_Exercise instructions:_ Each line that includes the string "JSON" counts once; give the total and nothing else.
### Provided entries
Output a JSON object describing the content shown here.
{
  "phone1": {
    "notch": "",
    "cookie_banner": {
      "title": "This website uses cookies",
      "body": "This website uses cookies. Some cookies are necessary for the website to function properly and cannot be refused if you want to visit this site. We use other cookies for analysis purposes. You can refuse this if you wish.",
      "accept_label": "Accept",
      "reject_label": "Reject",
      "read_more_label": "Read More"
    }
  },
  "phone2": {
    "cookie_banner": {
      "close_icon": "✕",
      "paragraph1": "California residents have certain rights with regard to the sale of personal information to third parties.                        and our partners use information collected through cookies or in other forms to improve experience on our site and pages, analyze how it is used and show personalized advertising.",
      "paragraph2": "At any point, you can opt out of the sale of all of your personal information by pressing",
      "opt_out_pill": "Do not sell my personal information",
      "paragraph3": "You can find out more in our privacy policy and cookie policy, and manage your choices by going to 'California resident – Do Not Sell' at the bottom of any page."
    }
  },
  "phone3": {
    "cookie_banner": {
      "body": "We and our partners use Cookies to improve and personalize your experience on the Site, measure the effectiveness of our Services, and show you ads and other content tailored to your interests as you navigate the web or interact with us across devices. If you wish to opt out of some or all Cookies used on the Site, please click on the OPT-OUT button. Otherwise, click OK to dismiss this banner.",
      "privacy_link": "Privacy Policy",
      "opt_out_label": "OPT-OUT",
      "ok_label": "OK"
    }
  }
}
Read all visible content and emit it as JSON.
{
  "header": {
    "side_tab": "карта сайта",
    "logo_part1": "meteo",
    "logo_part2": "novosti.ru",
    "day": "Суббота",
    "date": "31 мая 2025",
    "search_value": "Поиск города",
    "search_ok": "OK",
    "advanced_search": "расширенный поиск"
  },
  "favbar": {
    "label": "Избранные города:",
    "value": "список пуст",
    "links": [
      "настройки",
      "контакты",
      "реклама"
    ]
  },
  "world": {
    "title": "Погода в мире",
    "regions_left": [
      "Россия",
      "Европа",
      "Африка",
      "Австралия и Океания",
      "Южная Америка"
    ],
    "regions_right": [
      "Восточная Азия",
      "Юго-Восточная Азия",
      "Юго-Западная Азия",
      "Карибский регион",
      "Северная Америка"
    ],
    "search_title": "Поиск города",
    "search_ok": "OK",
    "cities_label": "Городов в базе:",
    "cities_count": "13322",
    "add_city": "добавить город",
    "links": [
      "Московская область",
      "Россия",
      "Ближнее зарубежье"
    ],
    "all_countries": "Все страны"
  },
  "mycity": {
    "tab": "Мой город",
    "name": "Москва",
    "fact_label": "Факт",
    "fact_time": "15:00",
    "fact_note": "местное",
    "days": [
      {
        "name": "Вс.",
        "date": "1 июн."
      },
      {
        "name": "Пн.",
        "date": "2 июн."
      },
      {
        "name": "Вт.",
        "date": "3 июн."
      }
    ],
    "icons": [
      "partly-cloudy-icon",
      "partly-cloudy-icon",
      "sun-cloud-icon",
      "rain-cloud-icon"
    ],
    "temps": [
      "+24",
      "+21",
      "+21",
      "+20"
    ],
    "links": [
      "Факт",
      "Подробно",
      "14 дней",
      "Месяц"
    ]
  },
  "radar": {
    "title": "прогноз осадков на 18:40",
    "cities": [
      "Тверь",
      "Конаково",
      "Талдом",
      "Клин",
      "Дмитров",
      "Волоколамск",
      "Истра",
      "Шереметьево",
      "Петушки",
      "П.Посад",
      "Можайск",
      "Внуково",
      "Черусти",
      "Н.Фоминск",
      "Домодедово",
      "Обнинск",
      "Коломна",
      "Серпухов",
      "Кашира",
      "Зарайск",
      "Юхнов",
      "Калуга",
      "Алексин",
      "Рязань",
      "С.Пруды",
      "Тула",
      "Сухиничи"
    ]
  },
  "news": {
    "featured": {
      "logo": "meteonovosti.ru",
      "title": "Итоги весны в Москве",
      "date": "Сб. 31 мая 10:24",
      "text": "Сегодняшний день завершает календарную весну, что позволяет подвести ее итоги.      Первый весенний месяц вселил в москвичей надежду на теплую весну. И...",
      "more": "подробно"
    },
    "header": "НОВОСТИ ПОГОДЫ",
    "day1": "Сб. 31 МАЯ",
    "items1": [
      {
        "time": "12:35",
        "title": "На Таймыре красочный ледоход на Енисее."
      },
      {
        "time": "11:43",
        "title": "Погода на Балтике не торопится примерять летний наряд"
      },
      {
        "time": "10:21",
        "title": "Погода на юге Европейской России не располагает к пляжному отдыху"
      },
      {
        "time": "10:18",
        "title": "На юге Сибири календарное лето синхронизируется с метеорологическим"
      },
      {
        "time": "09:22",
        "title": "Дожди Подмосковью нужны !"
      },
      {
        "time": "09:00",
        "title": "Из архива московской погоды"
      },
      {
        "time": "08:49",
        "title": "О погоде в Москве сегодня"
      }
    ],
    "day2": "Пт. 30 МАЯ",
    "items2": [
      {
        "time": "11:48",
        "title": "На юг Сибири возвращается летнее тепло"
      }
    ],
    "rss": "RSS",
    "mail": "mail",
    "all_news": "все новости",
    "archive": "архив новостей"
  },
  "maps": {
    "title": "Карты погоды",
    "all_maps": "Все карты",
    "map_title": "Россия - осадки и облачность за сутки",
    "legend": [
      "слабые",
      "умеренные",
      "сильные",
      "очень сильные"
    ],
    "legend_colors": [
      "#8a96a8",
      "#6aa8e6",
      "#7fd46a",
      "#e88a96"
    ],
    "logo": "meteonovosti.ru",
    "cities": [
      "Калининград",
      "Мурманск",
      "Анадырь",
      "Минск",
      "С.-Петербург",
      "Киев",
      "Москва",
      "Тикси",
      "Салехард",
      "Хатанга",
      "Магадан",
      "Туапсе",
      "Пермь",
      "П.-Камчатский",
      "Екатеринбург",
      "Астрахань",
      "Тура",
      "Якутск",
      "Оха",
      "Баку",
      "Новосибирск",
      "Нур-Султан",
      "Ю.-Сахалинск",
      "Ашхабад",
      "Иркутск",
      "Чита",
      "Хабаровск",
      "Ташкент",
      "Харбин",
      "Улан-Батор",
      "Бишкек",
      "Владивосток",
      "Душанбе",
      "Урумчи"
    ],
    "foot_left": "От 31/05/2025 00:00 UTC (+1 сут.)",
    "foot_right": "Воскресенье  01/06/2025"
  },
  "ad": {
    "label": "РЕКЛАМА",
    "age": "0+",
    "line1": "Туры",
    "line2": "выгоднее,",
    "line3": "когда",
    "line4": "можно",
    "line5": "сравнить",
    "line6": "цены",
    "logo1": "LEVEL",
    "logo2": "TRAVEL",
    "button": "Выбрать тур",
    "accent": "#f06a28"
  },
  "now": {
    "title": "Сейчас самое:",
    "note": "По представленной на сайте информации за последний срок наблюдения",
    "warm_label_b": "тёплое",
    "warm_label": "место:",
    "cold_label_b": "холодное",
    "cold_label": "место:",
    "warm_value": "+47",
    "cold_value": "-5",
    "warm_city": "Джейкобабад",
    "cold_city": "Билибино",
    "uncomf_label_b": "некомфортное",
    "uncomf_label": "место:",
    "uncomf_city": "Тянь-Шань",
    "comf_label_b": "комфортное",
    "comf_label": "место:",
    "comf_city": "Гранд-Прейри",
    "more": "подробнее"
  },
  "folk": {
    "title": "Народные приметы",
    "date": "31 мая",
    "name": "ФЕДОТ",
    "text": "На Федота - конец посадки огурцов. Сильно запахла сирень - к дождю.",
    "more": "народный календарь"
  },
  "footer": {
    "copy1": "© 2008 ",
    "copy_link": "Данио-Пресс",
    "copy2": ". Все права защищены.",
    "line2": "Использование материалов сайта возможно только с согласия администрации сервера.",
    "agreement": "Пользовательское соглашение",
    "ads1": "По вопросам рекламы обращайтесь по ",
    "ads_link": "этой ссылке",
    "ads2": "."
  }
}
######
_Exercise solution:_ 2